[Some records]
'''

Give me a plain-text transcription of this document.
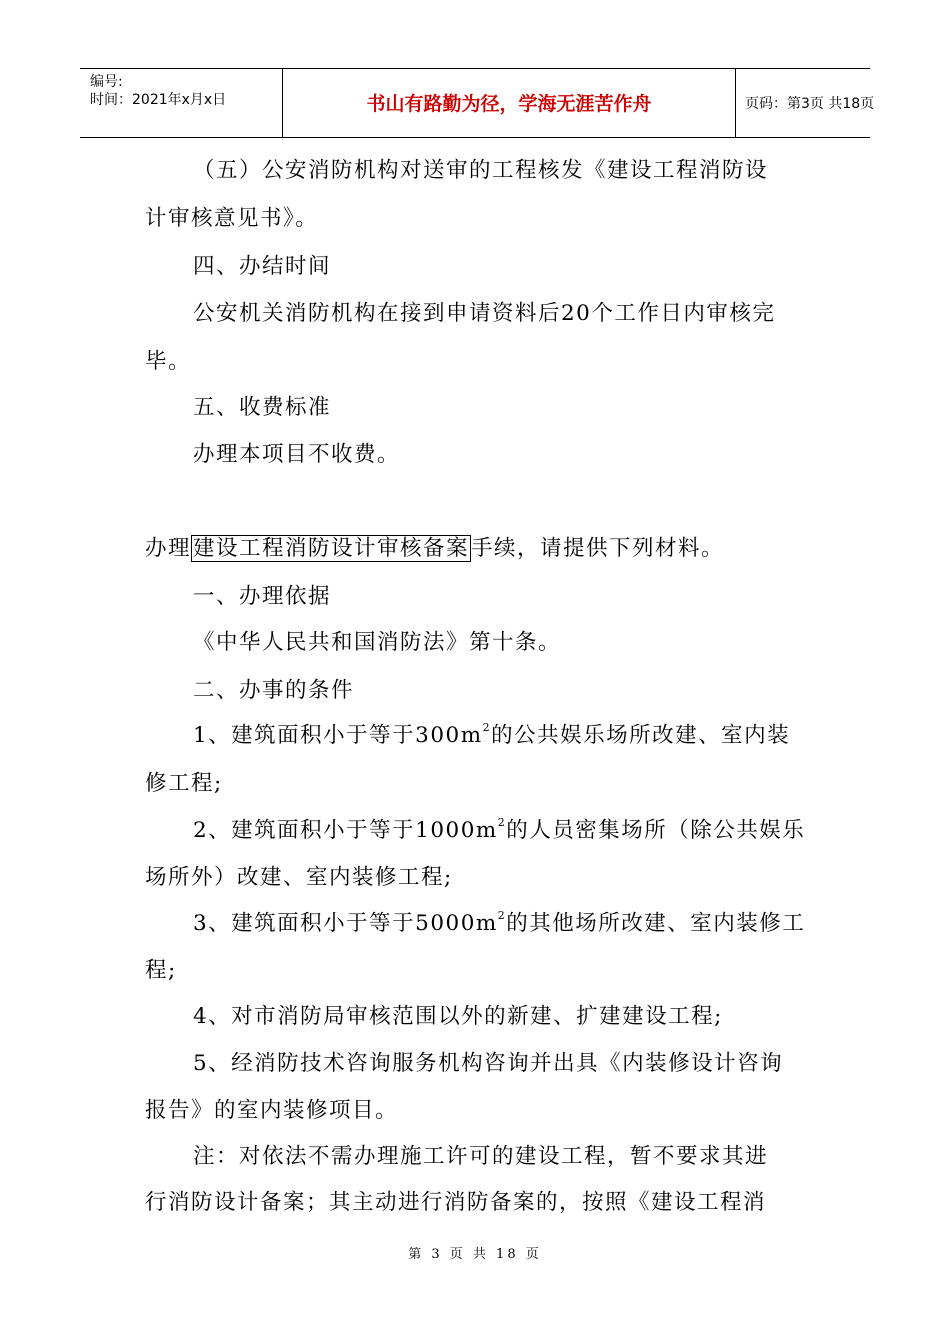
编号:
时间：2021年x月x日	书山有路勤为径，学海无涯苦作舟	页码：第3页 共18页
（五）公安消防机构对送审的工程核发《建设工程消防设
计审核意见书》。
四、办结时间
公安机关消防机构在接到申请资料后20个工作日内审核完
毕。
五、收费标准
办理本项目不收费。
办理建设工程消防设计审核备案手续，请提供下列材料。
一、办理依据
《中华人民共和国消防法》第十条。
二、办事的条件
1、建筑面积小于等于$300m^2$的公共娱乐场所改建、室内装
修工程;
2、建筑面积小于等于$1000m^2$的人员密集场所（除公共娱乐
场所外）改建、室内装修工程;
3、建筑面积小于等于$5000m^2$的其他场所改建、室内装修工
程;
4、对市消防局审核范围以外的新建、扩建建设工程;
5、经消防技术咨询服务机构咨询并出具《内装修设计咨询
报告》的室内装修项目。
注：对依法不需办理施工许可的建设工程，暂不要求其进
行消防设计备案；其主动进行消防备案的，按照《建设工程消
第 3 页 共 18 页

'''

Set task: Reproduce every entry exactly, but omit each picture.

Answer for the task:
Give me a plain-text transcription of this document.
编号:
时间：2021年x月x日	书山有路勤为径，学海无涯苦作舟	页码：第3页 共18页
（五）公安消防机构对送审的工程核发《建设工程消防设
计审核意见书》。
四、办结时间
公安机关消防机构在接到申请资料后20个工作日内审核完
毕。
五、收费标准
办理本项目不收费。
办理建设工程消防设计审核备案手续，请提供下列材料。
一、办理依据
《中华人民共和国消防法》第十条。
二、办事的条件
1、建筑面积小于等于$300m^2$的公共娱乐场所改建、室内装
修工程;
2、建筑面积小于等于$1000m^2$的人员密集场所（除公共娱乐
场所外）改建、室内装修工程;
3、建筑面积小于等于$5000m^2$的其他场所改建、室内装修工
程;
4、对市消防局审核范围以外的新建、扩建建设工程;
5、经消防技术咨询服务机构咨询并出具《内装修设计咨询
报告》的室内装修项目。
注：对依法不需办理施工许可的建设工程，暂不要求其进
行消防设计备案；其主动进行消防备案的，按照《建设工程消
第 3 页 共 18 页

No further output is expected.